Data records
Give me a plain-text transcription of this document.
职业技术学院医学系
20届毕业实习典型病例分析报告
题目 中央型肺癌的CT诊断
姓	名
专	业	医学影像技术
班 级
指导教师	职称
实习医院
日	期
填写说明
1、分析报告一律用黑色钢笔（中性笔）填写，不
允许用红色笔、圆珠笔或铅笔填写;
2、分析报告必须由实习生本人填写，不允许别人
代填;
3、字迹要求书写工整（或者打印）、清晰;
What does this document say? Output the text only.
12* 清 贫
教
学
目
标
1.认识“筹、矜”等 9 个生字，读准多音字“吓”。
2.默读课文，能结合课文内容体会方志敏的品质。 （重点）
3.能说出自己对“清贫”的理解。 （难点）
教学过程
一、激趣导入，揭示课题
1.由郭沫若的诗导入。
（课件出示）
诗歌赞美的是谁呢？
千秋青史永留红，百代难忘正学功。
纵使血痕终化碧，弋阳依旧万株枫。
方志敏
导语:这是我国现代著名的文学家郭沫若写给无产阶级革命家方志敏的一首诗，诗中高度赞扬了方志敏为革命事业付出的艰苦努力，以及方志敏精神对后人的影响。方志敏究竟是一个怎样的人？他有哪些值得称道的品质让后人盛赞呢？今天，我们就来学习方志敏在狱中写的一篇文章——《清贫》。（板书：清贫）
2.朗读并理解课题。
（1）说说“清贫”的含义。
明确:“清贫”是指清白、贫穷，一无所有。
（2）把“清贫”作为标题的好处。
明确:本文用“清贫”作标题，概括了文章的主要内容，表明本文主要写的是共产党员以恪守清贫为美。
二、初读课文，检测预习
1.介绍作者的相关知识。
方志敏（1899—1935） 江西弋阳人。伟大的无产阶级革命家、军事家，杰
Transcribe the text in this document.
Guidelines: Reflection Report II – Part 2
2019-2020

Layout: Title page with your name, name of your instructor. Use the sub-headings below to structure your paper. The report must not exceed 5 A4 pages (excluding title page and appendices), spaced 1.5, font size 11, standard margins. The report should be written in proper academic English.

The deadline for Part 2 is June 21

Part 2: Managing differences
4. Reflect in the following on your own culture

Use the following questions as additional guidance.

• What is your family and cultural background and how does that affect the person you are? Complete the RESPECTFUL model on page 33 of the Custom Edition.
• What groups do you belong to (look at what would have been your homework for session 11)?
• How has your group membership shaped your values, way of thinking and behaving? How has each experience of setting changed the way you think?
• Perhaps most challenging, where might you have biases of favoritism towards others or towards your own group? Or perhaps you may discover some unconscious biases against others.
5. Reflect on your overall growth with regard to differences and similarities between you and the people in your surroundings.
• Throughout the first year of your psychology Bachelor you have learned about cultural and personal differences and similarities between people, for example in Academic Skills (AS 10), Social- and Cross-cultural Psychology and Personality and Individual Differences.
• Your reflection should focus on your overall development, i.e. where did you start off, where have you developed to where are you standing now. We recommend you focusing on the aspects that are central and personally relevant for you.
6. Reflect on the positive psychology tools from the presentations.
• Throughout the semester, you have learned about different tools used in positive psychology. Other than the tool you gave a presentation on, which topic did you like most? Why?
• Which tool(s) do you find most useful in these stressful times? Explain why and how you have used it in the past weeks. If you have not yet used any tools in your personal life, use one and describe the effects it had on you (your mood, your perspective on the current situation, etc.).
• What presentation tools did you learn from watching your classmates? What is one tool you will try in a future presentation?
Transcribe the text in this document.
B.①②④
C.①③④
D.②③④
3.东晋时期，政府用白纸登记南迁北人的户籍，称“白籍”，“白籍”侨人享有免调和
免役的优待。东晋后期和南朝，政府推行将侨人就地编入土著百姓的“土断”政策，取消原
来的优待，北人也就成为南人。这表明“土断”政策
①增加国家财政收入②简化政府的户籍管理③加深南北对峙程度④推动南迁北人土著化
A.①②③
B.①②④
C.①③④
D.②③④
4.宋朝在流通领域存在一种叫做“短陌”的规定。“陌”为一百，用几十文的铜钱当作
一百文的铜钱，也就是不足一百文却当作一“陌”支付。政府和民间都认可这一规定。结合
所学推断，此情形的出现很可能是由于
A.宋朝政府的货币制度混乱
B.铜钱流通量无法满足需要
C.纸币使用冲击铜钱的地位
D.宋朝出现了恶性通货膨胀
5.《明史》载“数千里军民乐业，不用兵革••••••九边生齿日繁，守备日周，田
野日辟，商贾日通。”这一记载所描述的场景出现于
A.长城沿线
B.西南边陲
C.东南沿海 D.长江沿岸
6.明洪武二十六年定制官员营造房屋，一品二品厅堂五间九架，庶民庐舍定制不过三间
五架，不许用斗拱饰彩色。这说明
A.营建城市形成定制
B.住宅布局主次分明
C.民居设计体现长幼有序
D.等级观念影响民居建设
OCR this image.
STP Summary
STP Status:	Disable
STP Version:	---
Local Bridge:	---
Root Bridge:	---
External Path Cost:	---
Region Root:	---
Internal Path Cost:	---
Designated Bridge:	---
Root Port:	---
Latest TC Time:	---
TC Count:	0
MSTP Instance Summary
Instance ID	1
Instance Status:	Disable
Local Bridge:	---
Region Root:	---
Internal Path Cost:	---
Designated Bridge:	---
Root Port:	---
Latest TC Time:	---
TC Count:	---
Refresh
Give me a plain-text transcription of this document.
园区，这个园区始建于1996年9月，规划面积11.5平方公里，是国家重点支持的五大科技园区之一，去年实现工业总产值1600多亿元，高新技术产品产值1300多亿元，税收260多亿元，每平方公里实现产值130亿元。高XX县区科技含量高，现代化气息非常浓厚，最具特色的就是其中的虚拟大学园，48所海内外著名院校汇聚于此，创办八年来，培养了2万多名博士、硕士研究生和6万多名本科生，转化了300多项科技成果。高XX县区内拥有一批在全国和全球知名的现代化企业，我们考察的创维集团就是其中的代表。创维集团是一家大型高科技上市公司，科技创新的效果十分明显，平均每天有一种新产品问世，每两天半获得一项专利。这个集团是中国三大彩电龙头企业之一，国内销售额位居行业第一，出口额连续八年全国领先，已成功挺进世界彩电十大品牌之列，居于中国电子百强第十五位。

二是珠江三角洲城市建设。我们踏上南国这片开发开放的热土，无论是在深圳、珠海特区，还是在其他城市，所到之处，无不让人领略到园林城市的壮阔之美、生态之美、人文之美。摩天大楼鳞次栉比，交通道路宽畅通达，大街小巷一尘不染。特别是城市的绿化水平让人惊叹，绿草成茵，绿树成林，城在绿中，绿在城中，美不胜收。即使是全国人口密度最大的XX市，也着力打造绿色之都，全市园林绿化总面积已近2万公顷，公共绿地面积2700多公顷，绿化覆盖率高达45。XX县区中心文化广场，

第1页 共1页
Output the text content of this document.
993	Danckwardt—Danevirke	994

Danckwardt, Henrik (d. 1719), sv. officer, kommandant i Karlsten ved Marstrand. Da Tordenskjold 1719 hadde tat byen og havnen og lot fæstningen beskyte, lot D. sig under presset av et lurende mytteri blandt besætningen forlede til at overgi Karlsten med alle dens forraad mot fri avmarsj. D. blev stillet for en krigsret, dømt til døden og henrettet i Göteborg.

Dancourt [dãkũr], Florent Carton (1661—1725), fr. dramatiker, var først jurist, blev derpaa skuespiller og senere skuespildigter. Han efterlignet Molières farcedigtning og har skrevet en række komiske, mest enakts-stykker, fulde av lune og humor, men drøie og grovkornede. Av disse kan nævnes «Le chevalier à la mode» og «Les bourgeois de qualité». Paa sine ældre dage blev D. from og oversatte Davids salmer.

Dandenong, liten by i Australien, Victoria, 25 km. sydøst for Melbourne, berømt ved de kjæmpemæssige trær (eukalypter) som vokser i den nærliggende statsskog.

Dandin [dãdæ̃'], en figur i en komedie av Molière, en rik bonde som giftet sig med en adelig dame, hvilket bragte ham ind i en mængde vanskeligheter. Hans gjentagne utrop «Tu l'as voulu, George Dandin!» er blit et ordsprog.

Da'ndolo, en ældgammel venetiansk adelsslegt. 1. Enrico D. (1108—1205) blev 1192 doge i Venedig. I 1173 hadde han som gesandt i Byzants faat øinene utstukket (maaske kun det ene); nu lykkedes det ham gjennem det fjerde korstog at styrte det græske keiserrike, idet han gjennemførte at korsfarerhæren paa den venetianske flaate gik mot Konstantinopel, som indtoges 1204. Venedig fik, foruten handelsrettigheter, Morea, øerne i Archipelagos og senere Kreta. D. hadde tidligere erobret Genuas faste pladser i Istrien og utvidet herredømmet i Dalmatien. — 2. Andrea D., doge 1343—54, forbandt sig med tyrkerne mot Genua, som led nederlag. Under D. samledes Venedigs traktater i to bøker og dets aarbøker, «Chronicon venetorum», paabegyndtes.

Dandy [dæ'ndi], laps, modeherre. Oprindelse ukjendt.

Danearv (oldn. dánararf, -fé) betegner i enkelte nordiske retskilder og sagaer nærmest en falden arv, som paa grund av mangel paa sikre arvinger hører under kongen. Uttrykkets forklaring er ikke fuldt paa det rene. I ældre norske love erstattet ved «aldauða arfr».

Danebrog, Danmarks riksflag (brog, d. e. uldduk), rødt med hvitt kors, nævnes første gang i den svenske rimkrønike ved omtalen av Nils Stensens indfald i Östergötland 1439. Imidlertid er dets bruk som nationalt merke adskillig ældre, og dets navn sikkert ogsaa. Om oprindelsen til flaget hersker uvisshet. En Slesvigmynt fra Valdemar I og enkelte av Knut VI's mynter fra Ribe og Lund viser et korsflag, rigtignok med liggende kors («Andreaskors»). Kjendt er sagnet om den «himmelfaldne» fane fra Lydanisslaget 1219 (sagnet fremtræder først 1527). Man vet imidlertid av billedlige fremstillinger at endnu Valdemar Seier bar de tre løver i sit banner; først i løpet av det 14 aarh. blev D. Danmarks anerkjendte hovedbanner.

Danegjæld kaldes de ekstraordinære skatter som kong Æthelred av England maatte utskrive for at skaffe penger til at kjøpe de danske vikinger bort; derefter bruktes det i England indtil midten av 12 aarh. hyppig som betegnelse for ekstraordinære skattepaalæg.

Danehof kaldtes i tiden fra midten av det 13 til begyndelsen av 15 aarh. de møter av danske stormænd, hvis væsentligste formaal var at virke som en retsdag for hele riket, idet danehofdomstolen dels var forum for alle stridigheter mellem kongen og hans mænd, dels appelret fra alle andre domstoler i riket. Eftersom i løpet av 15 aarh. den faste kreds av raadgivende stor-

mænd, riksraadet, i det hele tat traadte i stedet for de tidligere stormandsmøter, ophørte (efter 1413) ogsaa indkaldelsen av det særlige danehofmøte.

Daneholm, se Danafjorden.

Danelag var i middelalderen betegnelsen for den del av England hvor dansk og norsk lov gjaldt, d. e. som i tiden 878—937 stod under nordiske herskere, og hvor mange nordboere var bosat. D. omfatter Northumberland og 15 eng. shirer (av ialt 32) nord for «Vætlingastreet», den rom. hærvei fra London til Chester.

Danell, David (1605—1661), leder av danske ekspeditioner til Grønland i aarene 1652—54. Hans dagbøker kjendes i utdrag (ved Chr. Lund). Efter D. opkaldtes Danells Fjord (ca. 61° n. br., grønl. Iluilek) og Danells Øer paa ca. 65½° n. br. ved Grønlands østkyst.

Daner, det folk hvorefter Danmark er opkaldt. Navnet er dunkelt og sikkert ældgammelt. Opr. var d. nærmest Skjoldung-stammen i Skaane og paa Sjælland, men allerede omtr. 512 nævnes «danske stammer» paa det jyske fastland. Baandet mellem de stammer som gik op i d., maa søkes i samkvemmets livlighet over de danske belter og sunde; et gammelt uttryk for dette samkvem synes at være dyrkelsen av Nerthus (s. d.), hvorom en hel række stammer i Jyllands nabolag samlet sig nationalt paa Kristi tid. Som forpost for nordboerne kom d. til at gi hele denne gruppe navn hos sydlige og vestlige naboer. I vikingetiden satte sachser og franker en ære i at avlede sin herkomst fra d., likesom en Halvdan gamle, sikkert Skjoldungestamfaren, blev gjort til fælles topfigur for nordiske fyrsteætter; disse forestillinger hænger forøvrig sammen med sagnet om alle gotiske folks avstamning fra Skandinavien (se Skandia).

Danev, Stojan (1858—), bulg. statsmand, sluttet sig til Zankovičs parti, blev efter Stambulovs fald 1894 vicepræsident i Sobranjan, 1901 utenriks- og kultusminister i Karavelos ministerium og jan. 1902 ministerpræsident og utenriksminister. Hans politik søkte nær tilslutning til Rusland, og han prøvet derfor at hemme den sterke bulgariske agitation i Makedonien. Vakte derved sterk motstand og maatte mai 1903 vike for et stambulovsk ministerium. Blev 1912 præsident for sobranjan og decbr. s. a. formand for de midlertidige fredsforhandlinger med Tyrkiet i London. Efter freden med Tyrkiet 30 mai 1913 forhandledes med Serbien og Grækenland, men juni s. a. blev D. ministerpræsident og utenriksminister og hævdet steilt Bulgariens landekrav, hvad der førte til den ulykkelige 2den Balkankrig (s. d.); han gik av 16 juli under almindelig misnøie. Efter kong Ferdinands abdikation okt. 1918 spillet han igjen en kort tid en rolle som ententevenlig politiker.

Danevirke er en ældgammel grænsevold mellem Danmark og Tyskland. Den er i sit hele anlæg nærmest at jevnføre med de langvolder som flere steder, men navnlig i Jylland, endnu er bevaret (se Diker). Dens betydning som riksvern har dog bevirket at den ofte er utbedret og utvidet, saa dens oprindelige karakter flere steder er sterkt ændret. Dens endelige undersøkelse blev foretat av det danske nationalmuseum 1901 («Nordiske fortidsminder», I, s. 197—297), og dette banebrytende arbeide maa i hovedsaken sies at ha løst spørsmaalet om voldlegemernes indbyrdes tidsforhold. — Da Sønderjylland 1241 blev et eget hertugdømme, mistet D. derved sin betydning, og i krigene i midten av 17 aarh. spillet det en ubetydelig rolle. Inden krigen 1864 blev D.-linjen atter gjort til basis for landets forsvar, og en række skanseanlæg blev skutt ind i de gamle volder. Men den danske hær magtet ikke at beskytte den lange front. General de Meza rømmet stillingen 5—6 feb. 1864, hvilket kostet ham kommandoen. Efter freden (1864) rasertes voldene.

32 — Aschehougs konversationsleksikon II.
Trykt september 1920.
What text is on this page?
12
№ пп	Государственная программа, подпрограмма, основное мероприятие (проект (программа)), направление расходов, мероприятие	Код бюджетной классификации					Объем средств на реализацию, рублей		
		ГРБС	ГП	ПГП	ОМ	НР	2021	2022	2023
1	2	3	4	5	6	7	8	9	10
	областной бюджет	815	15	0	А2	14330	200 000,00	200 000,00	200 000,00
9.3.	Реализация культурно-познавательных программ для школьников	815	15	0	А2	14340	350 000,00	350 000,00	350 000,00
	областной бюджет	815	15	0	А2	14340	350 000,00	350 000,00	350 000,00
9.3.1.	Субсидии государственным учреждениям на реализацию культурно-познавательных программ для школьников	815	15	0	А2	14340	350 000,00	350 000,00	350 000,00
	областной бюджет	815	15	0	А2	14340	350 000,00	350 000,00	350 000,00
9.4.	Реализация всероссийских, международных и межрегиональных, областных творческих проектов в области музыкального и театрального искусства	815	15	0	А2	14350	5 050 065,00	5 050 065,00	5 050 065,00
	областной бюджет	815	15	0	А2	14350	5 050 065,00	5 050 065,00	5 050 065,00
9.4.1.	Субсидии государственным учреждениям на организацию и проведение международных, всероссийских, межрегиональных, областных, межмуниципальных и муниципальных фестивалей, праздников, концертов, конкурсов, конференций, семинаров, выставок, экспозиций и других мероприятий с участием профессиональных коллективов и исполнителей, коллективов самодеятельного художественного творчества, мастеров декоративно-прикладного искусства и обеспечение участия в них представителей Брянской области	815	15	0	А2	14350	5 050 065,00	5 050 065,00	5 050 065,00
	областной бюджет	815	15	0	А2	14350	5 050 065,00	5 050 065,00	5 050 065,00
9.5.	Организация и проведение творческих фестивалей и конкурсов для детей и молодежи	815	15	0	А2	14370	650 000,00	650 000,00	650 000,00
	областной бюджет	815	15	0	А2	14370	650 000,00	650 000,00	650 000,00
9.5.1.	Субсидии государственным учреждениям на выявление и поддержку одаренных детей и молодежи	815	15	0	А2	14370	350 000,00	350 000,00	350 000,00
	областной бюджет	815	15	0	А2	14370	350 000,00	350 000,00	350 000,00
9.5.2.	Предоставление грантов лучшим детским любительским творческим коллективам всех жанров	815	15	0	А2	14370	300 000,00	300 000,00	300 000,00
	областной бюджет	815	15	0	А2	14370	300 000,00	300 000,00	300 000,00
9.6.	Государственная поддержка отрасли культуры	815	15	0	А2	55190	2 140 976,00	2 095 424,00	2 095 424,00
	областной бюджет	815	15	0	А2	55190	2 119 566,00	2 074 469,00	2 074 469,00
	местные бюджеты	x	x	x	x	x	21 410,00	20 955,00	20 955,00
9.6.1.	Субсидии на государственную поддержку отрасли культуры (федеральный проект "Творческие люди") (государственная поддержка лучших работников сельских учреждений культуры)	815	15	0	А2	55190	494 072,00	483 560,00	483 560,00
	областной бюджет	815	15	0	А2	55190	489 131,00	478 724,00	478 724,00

**What the task asks:**
Scan the entries above. Copy each line that has the string "области".

**Answer for the task:**
9.4.	Реализация всероссийских, международных и межрегиональных, областных творческих проектов в области музыкального и театрального искусства	815	15	0	А2	14350	5 050 065,00	5 050 065,00	5 050 065,00
9.4.1.	Субсидии государственным учреждениям на организацию и проведение международных, всероссийских, межрегиональных, областных, межмуниципальных и муниципальных фестивалей, праздников, концертов, конкурсов, конференций, семинаров, выставок, экспозиций и других мероприятий с участием профессиональных коллективов и исполнителей, коллективов самодеятельного художественного творчества, мастеров декоративно-прикладного искусства и обеспечение участия в них представителей Брянской области	815	15	0	А2	14350	5 050 065,00	5 050 065,00	5 050 065,00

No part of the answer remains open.